WRITTEN PROBLEM
Count how many lines of the material below have the word "shaded" and give only the number.

DATA TO USE

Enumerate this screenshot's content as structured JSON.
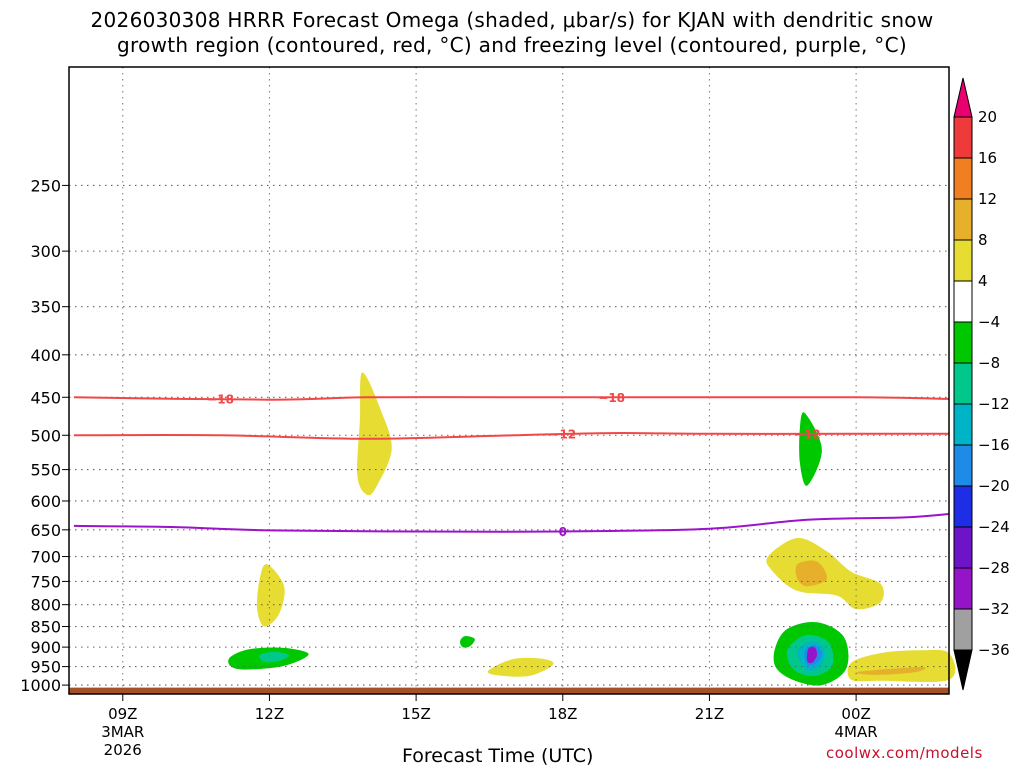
{
  "title": {
    "line1": "2026030308 HRRR Forecast Omega (shaded, μbar/s) for KJAN with dendritic snow",
    "line2": "growth region (contoured, red, °C) and freezing level (contoured, purple, °C)"
  },
  "footer": {
    "url": "coolwx.com/models"
  },
  "chart_data": {
    "type": "time-height cross section",
    "title": "2026030308 HRRR Forecast Omega (shaded, μbar/s) for KJAN with dendritic snow growth region (contoured, red, °C) and freezing level (contoured, purple, °C)",
    "xlabel": "Forecast Time (UTC)",
    "ylabel": "",
    "x_range_hours_after_00z_3mar": [
      7.9,
      25.9
    ],
    "y_range_hpa": [
      180,
      1025
    ],
    "y_scale": "log",
    "grid": true,
    "x_ticks": [
      {
        "hour": 9,
        "label": "09Z",
        "sub1": "3MAR",
        "sub2": "2026"
      },
      {
        "hour": 12,
        "label": "12Z",
        "sub1": "",
        "sub2": ""
      },
      {
        "hour": 15,
        "label": "15Z",
        "sub1": "",
        "sub2": ""
      },
      {
        "hour": 18,
        "label": "18Z",
        "sub1": "",
        "sub2": ""
      },
      {
        "hour": 21,
        "label": "21Z",
        "sub1": "",
        "sub2": ""
      },
      {
        "hour": 24,
        "label": "00Z",
        "sub1": "4MAR",
        "sub2": ""
      }
    ],
    "y_ticks": [
      {
        "p": 250,
        "label": "250"
      },
      {
        "p": 300,
        "label": "300"
      },
      {
        "p": 350,
        "label": "350"
      },
      {
        "p": 400,
        "label": "400"
      },
      {
        "p": 450,
        "label": "450"
      },
      {
        "p": 500,
        "label": "500"
      },
      {
        "p": 550,
        "label": "550"
      },
      {
        "p": 600,
        "label": "600"
      },
      {
        "p": 650,
        "label": "650"
      },
      {
        "p": 700,
        "label": "700"
      },
      {
        "p": 750,
        "label": "750"
      },
      {
        "p": 800,
        "label": "800"
      },
      {
        "p": 850,
        "label": "850"
      },
      {
        "p": 900,
        "label": "900"
      },
      {
        "p": 950,
        "label": "950"
      },
      {
        "p": 1000,
        "label": "1000"
      }
    ],
    "colorbar": {
      "levels": [
        "20",
        "16",
        "12",
        "8",
        "4",
        "−4",
        "−8",
        "−12",
        "−16",
        "−20",
        "−24",
        "−28",
        "−32",
        "−36"
      ],
      "colors": [
        "#e8006e",
        "#ee3a3a",
        "#f07f22",
        "#e6b02a",
        "#e6dc32",
        "#ffffff",
        "#00c800",
        "#00c88c",
        "#00b4c8",
        "#1e8ce6",
        "#1e2ee6",
        "#6e14c8",
        "#9614c8",
        "#a0a0a0",
        "#000000"
      ]
    },
    "contours": [
      {
        "name": "dgz-minus18",
        "color": "#f04848",
        "label": "−18",
        "points": [
          [
            8,
            450
          ],
          [
            12,
            453
          ],
          [
            14,
            450
          ],
          [
            17,
            450
          ],
          [
            19,
            450
          ],
          [
            21,
            450
          ],
          [
            24,
            450
          ],
          [
            26,
            452
          ]
        ],
        "label_hours": [
          11,
          19
        ]
      },
      {
        "name": "dgz-minus12",
        "color": "#f04848",
        "label": "−12",
        "points": [
          [
            8,
            500
          ],
          [
            11,
            500
          ],
          [
            14,
            505
          ],
          [
            17,
            500
          ],
          [
            19,
            497
          ],
          [
            21,
            498
          ],
          [
            24,
            498
          ],
          [
            26,
            498
          ]
        ],
        "label_hours": [
          18,
          23
        ]
      },
      {
        "name": "freezing-level-0",
        "color": "#9b14c8",
        "label": "0",
        "points": [
          [
            8,
            643
          ],
          [
            10,
            645
          ],
          [
            12,
            651
          ],
          [
            15,
            653
          ],
          [
            18,
            653
          ],
          [
            21,
            648
          ],
          [
            23,
            632
          ],
          [
            25,
            628
          ],
          [
            26,
            622
          ]
        ],
        "label_hours": [
          18
        ]
      }
    ],
    "omega_areas": [
      {
        "name": "omega-pos-14z-mid",
        "value": 4,
        "points": [
          [
            13.9,
            420
          ],
          [
            14.3,
            470
          ],
          [
            14.5,
            520
          ],
          [
            14.2,
            575
          ],
          [
            14.0,
            590
          ],
          [
            13.8,
            560
          ],
          [
            13.85,
            480
          ]
        ]
      },
      {
        "name": "omega-pos-12z-low",
        "value": 4,
        "points": [
          [
            11.95,
            715
          ],
          [
            12.3,
            760
          ],
          [
            12.2,
            820
          ],
          [
            11.9,
            850
          ],
          [
            11.75,
            810
          ],
          [
            11.8,
            745
          ]
        ]
      },
      {
        "name": "omega-neg-12z",
        "value": -4,
        "points": [
          [
            11.2,
            925
          ],
          [
            11.6,
            905
          ],
          [
            12.3,
            902
          ],
          [
            12.8,
            918
          ],
          [
            12.3,
            948
          ],
          [
            11.5,
            958
          ],
          [
            11.2,
            948
          ]
        ]
      },
      {
        "name": "omega-neg-12z-core",
        "value": -8,
        "points": [
          [
            11.8,
            920
          ],
          [
            12.1,
            912
          ],
          [
            12.4,
            920
          ],
          [
            12.2,
            935
          ],
          [
            11.9,
            938
          ]
        ]
      },
      {
        "name": "omega-neg-16z",
        "value": -4,
        "points": [
          [
            15.9,
            885
          ],
          [
            16.0,
            873
          ],
          [
            16.2,
            880
          ],
          [
            16.1,
            898
          ],
          [
            15.95,
            900
          ]
        ]
      },
      {
        "name": "omega-pos-17z",
        "value": 4,
        "points": [
          [
            16.5,
            958
          ],
          [
            17.0,
            930
          ],
          [
            17.6,
            930
          ],
          [
            17.8,
            945
          ],
          [
            17.3,
            975
          ],
          [
            16.6,
            972
          ]
        ]
      },
      {
        "name": "omega-neg-23z-mid",
        "value": -4,
        "points": [
          [
            22.95,
            470
          ],
          [
            23.3,
            520
          ],
          [
            23.0,
            575
          ],
          [
            22.85,
            540
          ],
          [
            22.85,
            490
          ]
        ]
      },
      {
        "name": "omega-pos-23z-upper",
        "value": 4,
        "points": [
          [
            22.2,
            700
          ],
          [
            22.8,
            665
          ],
          [
            23.4,
            690
          ],
          [
            23.9,
            730
          ],
          [
            24.5,
            755
          ],
          [
            24.5,
            795
          ],
          [
            24.0,
            810
          ],
          [
            23.6,
            780
          ],
          [
            22.8,
            770
          ],
          [
            22.3,
            730
          ]
        ]
      },
      {
        "name": "omega-pos-23z-core",
        "value": 8,
        "points": [
          [
            22.8,
            715
          ],
          [
            23.2,
            710
          ],
          [
            23.4,
            745
          ],
          [
            23.0,
            760
          ],
          [
            22.8,
            745
          ]
        ]
      },
      {
        "name": "omega-neg-23z-low",
        "value": -4,
        "points": [
          [
            22.35,
            900
          ],
          [
            22.6,
            855
          ],
          [
            23.2,
            840
          ],
          [
            23.75,
            875
          ],
          [
            23.8,
            955
          ],
          [
            23.3,
            1000
          ],
          [
            22.7,
            985
          ],
          [
            22.35,
            950
          ]
        ]
      },
      {
        "name": "omega-neg-23z-low-8",
        "value": -8,
        "points": [
          [
            22.6,
            905
          ],
          [
            23.0,
            870
          ],
          [
            23.45,
            890
          ],
          [
            23.5,
            950
          ],
          [
            23.1,
            975
          ],
          [
            22.7,
            955
          ]
        ]
      },
      {
        "name": "omega-neg-23z-low-12",
        "value": -12,
        "points": [
          [
            22.8,
            910
          ],
          [
            23.1,
            885
          ],
          [
            23.35,
            905
          ],
          [
            23.3,
            945
          ],
          [
            23.0,
            960
          ]
        ]
      },
      {
        "name": "omega-neg-23z-low-16",
        "value": -16,
        "points": [
          [
            22.95,
            910
          ],
          [
            23.15,
            895
          ],
          [
            23.3,
            915
          ],
          [
            23.2,
            940
          ],
          [
            23.0,
            945
          ]
        ]
      },
      {
        "name": "omega-neg-23z-low-28",
        "value": -28,
        "points": [
          [
            23.02,
            905
          ],
          [
            23.15,
            900
          ],
          [
            23.2,
            920
          ],
          [
            23.1,
            940
          ],
          [
            23.0,
            935
          ]
        ]
      },
      {
        "name": "omega-pos-25z",
        "value": 4,
        "points": [
          [
            23.9,
            940
          ],
          [
            24.5,
            915
          ],
          [
            25.3,
            908
          ],
          [
            25.9,
            915
          ],
          [
            25.9,
            985
          ],
          [
            24.5,
            988
          ],
          [
            23.9,
            985
          ]
        ]
      },
      {
        "name": "omega-pos-25z-core",
        "value": 8,
        "points": [
          [
            24.0,
            965
          ],
          [
            24.8,
            955
          ],
          [
            25.4,
            952
          ],
          [
            25.2,
            965
          ],
          [
            24.4,
            972
          ]
        ]
      }
    ],
    "terrain": {
      "color": "#a65028",
      "top_hpa": 1007,
      "name": "surface-terrain"
    }
  }
}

TASK OUTPUT
2